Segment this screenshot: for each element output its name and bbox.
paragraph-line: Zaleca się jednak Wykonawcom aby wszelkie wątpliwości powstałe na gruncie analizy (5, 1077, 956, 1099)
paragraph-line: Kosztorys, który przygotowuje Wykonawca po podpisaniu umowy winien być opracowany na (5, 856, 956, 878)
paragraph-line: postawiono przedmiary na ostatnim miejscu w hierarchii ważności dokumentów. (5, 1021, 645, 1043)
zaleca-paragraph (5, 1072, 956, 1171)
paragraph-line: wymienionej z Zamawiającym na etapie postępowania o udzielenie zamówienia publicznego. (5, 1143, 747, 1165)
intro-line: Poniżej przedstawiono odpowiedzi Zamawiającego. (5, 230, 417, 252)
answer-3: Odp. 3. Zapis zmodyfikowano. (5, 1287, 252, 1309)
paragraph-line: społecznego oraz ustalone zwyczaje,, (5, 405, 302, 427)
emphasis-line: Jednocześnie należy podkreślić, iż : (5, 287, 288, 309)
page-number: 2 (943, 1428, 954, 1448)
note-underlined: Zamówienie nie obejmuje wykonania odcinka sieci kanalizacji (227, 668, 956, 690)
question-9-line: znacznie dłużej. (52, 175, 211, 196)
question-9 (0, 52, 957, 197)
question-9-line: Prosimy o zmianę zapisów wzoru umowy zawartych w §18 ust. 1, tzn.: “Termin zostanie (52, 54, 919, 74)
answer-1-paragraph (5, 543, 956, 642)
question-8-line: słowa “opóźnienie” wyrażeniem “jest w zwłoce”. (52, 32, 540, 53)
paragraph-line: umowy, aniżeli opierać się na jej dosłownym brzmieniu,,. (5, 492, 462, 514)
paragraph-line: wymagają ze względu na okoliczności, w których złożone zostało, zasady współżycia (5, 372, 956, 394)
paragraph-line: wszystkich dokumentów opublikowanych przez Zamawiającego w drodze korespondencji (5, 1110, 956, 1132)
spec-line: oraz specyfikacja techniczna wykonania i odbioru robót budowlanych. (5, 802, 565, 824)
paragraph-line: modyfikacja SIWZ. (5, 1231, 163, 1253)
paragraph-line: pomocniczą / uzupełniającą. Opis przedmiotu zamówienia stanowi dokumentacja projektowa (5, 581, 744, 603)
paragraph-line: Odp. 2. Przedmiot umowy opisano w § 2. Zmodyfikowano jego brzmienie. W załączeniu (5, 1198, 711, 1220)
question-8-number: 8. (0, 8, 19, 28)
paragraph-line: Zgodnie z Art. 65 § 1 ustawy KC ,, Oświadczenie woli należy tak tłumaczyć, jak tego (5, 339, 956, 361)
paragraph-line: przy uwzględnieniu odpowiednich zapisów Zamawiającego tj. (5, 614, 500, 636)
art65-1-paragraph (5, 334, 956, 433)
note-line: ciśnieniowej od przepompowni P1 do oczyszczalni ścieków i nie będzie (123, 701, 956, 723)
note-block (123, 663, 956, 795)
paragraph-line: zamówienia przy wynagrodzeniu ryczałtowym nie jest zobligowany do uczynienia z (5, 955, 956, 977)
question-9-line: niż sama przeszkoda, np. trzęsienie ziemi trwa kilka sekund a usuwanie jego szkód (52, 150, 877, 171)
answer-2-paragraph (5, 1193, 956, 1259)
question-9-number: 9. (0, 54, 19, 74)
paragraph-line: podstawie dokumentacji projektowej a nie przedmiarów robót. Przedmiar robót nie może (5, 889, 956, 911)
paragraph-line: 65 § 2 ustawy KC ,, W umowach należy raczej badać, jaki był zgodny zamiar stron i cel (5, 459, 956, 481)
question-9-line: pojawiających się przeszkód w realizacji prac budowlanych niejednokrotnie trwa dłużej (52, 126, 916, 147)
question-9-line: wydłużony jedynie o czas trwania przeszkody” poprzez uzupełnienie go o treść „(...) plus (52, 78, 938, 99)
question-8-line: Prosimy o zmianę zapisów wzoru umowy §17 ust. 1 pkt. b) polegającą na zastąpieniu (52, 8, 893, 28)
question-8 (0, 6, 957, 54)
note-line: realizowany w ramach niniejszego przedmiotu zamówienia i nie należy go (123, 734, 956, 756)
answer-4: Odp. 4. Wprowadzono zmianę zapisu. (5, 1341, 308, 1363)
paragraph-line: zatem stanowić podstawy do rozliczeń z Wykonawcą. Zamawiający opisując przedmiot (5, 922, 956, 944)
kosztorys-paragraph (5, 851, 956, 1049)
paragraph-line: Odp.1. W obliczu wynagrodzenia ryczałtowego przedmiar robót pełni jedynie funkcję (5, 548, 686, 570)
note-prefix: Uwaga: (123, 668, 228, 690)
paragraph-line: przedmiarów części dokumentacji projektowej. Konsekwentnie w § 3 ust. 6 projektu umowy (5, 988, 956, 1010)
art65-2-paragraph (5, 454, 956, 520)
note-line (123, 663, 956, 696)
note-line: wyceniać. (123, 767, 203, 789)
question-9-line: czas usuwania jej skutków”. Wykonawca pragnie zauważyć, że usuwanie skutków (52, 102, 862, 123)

▶ _Objective_:
Rewrite all of the data above, replacing every instance of "paragraph-line" with "text-line" and leaving everything else unchanged.

▶ _Full solution_:
Segment this screenshot: for each element output its name and bbox.
text-line: Zaleca się jednak Wykonawcom aby wszelkie wątpliwości powstałe na gruncie analizy (5, 1077, 956, 1099)
text-line: Kosztorys, który przygotowuje Wykonawca po podpisaniu umowy winien być opracowany na (5, 856, 956, 878)
text-line: postawiono przedmiary na ostatnim miejscu w hierarchii ważności dokumentów. (5, 1021, 645, 1043)
zaleca-paragraph (5, 1072, 956, 1171)
text-line: wymienionej z Zamawiającym na etapie postępowania o udzielenie zamówienia publicznego. (5, 1143, 747, 1165)
intro-line: Poniżej przedstawiono odpowiedzi Zamawiającego. (5, 230, 417, 252)
answer-3: Odp. 3. Zapis zmodyfikowano. (5, 1287, 252, 1309)
text-line: społecznego oraz ustalone zwyczaje,, (5, 405, 302, 427)
emphasis-line: Jednocześnie należy podkreślić, iż : (5, 287, 288, 309)
page-number: 2 (943, 1428, 954, 1448)
note-underlined: Zamówienie nie obejmuje wykonania odcinka sieci kanalizacji (227, 668, 956, 690)
question-9-line: znacznie dłużej. (52, 175, 211, 196)
question-9 (0, 52, 957, 197)
question-9-line: Prosimy o zmianę zapisów wzoru umowy zawartych w §18 ust. 1, tzn.: “Termin zostanie (52, 54, 919, 74)
answer-1-paragraph (5, 543, 956, 642)
question-8-line: słowa “opóźnienie” wyrażeniem “jest w zwłoce”. (52, 32, 540, 53)
text-line: umowy, aniżeli opierać się na jej dosłownym brzmieniu,,. (5, 492, 462, 514)
text-line: wymagają ze względu na okoliczności, w których złożone zostało, zasady współżycia (5, 372, 956, 394)
text-line: wszystkich dokumentów opublikowanych przez Zamawiającego w drodze korespondencji (5, 1110, 956, 1132)
spec-line: oraz specyfikacja techniczna wykonania i odbioru robót budowlanych. (5, 802, 565, 824)
text-line: modyfikacja SIWZ. (5, 1231, 163, 1253)
text-line: pomocniczą / uzupełniającą. Opis przedmiotu zamówienia stanowi dokumentacja projektowa (5, 581, 744, 603)
text-line: Odp. 2. Przedmiot umowy opisano w § 2. Zmodyfikowano jego brzmienie. W załączeniu (5, 1198, 711, 1220)
question-8-number: 8. (0, 8, 19, 28)
text-line: Zgodnie z Art. 65 § 1 ustawy KC ,, Oświadczenie woli należy tak tłumaczyć, jak tego (5, 339, 956, 361)
text-line: przy uwzględnieniu odpowiednich zapisów Zamawiającego tj. (5, 614, 500, 636)
art65-1-paragraph (5, 334, 956, 433)
note-line: ciśnieniowej od przepompowni P1 do oczyszczalni ścieków i nie będzie (123, 701, 956, 723)
note-block (123, 663, 956, 795)
text-line: zamówienia przy wynagrodzeniu ryczałtowym nie jest zobligowany do uczynienia z (5, 955, 956, 977)
question-9-line: niż sama przeszkoda, np. trzęsienie ziemi trwa kilka sekund a usuwanie jego szkód (52, 150, 877, 171)
answer-2-paragraph (5, 1193, 956, 1259)
question-9-number: 9. (0, 54, 19, 74)
text-line: podstawie dokumentacji projektowej a nie przedmiarów robót. Przedmiar robót nie może (5, 889, 956, 911)
text-line: 65 § 2 ustawy KC ,, W umowach należy raczej badać, jaki był zgodny zamiar stron i cel (5, 459, 956, 481)
question-9-line: pojawiających się przeszkód w realizacji prac budowlanych niejednokrotnie trwa dłużej (52, 126, 916, 147)
question-9-line: wydłużony jedynie o czas trwania przeszkody” poprzez uzupełnienie go o treść „(...) plus (52, 78, 938, 99)
question-8-line: Prosimy o zmianę zapisów wzoru umowy §17 ust. 1 pkt. b) polegającą na zastąpieniu (52, 8, 893, 28)
question-8 (0, 6, 957, 54)
note-line: realizowany w ramach niniejszego przedmiotu zamówienia i nie należy go (123, 734, 956, 756)
answer-4: Odp. 4. Wprowadzono zmianę zapisu. (5, 1341, 308, 1363)
text-line: zatem stanowić podstawy do rozliczeń z Wykonawcą. Zamawiający opisując przedmiot (5, 922, 956, 944)
kosztorys-paragraph (5, 851, 956, 1049)
text-line: Odp.1. W obliczu wynagrodzenia ryczałtowego przedmiar robót pełni jedynie funkcję (5, 548, 686, 570)
note-prefix: Uwaga: (123, 668, 228, 690)
text-line: przedmiarów części dokumentacji projektowej. Konsekwentnie w § 3 ust. 6 projektu umowy (5, 988, 956, 1010)
art65-2-paragraph (5, 454, 956, 520)
note-line (123, 663, 956, 696)
note-line: wyceniać. (123, 767, 203, 789)
question-9-line: czas usuwania jej skutków”. Wykonawca pragnie zauważyć, że usuwanie skutków (52, 102, 862, 123)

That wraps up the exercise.